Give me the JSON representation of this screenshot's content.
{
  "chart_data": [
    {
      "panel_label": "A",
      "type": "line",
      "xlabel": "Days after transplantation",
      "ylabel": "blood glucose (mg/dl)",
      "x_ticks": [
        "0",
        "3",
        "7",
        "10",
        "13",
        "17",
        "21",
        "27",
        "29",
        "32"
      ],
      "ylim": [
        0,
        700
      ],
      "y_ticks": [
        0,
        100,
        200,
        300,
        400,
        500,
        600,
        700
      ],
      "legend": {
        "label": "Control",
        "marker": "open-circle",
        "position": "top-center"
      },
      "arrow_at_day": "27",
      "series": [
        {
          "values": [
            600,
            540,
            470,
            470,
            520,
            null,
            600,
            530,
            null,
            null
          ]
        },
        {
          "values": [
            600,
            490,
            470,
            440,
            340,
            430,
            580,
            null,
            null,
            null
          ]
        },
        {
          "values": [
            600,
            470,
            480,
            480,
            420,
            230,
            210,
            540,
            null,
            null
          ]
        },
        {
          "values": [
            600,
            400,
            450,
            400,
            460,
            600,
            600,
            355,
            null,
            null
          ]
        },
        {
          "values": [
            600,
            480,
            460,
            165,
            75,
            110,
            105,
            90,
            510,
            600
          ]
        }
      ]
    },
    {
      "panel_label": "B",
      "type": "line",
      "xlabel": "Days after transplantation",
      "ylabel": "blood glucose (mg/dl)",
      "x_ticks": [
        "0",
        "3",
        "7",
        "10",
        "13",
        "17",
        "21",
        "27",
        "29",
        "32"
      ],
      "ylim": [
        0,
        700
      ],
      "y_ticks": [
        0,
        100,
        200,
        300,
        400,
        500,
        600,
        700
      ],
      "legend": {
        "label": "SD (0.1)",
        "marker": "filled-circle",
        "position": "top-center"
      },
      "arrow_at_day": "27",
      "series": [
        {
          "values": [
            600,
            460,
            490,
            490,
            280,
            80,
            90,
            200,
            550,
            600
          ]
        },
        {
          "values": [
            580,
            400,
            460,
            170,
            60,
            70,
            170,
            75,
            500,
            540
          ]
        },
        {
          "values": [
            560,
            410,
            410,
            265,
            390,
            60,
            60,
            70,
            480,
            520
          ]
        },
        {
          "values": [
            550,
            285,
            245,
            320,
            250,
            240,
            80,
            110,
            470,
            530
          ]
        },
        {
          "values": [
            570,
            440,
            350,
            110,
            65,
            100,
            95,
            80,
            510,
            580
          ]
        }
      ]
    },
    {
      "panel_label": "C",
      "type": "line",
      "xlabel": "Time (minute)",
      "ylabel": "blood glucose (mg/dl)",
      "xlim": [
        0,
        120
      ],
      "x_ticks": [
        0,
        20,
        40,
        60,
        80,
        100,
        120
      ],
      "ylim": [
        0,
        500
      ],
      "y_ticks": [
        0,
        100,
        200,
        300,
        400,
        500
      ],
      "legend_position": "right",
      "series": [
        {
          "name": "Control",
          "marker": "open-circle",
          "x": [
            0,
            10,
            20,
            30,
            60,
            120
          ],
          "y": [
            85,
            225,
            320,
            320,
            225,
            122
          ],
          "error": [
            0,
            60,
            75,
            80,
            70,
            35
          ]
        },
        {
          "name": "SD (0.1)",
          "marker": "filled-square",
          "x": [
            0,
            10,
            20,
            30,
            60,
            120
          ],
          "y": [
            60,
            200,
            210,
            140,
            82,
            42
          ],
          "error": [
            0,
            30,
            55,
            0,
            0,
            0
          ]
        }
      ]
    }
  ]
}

- **Aim of the task**:
Everything in the listing above should be restated exactly.

- **Final result**:
Give me the JSON representation of this screenshot's content.
{
  "chart_data": [
    {
      "panel_label": "A",
      "type": "line",
      "xlabel": "Days after transplantation",
      "ylabel": "blood glucose (mg/dl)",
      "x_ticks": [
        "0",
        "3",
        "7",
        "10",
        "13",
        "17",
        "21",
        "27",
        "29",
        "32"
      ],
      "ylim": [
        0,
        700
      ],
      "y_ticks": [
        0,
        100,
        200,
        300,
        400,
        500,
        600,
        700
      ],
      "legend": {
        "label": "Control",
        "marker": "open-circle",
        "position": "top-center"
      },
      "arrow_at_day": "27",
      "series": [
        {
          "values": [
            600,
            540,
            470,
            470,
            520,
            null,
            600,
            530,
            null,
            null
          ]
        },
        {
          "values": [
            600,
            490,
            470,
            440,
            340,
            430,
            580,
            null,
            null,
            null
          ]
        },
        {
          "values": [
            600,
            470,
            480,
            480,
            420,
            230,
            210,
            540,
            null,
            null
          ]
        },
        {
          "values": [
            600,
            400,
            450,
            400,
            460,
            600,
            600,
            355,
            null,
            null
          ]
        },
        {
          "values": [
            600,
            480,
            460,
            165,
            75,
            110,
            105,
            90,
            510,
            600
          ]
        }
      ]
    },
    {
      "panel_label": "B",
      "type": "line",
      "xlabel": "Days after transplantation",
      "ylabel": "blood glucose (mg/dl)",
      "x_ticks": [
        "0",
        "3",
        "7",
        "10",
        "13",
        "17",
        "21",
        "27",
        "29",
        "32"
      ],
      "ylim": [
        0,
        700
      ],
      "y_ticks": [
        0,
        100,
        200,
        300,
        400,
        500,
        600,
        700
      ],
      "legend": {
        "label": "SD (0.1)",
        "marker": "filled-circle",
        "position": "top-center"
      },
      "arrow_at_day": "27",
      "series": [
        {
          "values": [
            600,
            460,
            490,
            490,
            280,
            80,
            90,
            200,
            550,
            600
          ]
        },
        {
          "values": [
            580,
            400,
            460,
            170,
            60,
            70,
            170,
            75,
            500,
            540
          ]
        },
        {
          "values": [
            560,
            410,
            410,
            265,
            390,
            60,
            60,
            70,
            480,
            520
          ]
        },
        {
          "values": [
            550,
            285,
            245,
            320,
            250,
            240,
            80,
            110,
            470,
            530
          ]
        },
        {
          "values": [
            570,
            440,
            350,
            110,
            65,
            100,
            95,
            80,
            510,
            580
          ]
        }
      ]
    },
    {
      "panel_label": "C",
      "type": "line",
      "xlabel": "Time (minute)",
      "ylabel": "blood glucose (mg/dl)",
      "xlim": [
        0,
        120
      ],
      "x_ticks": [
        0,
        20,
        40,
        60,
        80,
        100,
        120
      ],
      "ylim": [
        0,
        500
      ],
      "y_ticks": [
        0,
        100,
        200,
        300,
        400,
        500
      ],
      "legend_position": "right",
      "series": [
        {
          "name": "Control",
          "marker": "open-circle",
          "x": [
            0,
            10,
            20,
            30,
            60,
            120
          ],
          "y": [
            85,
            225,
            320,
            320,
            225,
            122
          ],
          "error": [
            0,
            60,
            75,
            80,
            70,
            35
          ]
        },
        {
          "name": "SD (0.1)",
          "marker": "filled-square",
          "x": [
            0,
            10,
            20,
            30,
            60,
            120
          ],
          "y": [
            60,
            200,
            210,
            140,
            82,
            42
          ],
          "error": [
            0,
            30,
            55,
            0,
            0,
            0
          ]
        }
      ]
    }
  ]
}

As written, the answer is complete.